===== INFORMATION SUPPLIED
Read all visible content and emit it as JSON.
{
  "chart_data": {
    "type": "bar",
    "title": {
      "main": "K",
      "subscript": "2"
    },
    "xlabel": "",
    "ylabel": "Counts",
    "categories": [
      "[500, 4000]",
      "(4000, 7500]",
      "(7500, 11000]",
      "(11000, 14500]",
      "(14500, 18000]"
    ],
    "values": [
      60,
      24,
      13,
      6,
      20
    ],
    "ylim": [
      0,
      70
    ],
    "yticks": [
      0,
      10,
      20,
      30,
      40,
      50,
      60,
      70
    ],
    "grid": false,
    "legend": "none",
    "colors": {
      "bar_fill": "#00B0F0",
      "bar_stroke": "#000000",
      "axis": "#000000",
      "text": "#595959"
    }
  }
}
==========
WORK INSTRUCTIONS:
Would you give the material above again, complete and exact?

TASK RESPONSE:
Read all visible content and emit it as JSON.
{
  "chart_data": {
    "type": "bar",
    "title": {
      "main": "K",
      "subscript": "2"
    },
    "xlabel": "",
    "ylabel": "Counts",
    "categories": [
      "[500, 4000]",
      "(4000, 7500]",
      "(7500, 11000]",
      "(11000, 14500]",
      "(14500, 18000]"
    ],
    "values": [
      60,
      24,
      13,
      6,
      20
    ],
    "ylim": [
      0,
      70
    ],
    "yticks": [
      0,
      10,
      20,
      30,
      40,
      50,
      60,
      70
    ],
    "grid": false,
    "legend": "none",
    "colors": {
      "bar_fill": "#00B0F0",
      "bar_stroke": "#000000",
      "axis": "#000000",
      "text": "#595959"
    }
  }
}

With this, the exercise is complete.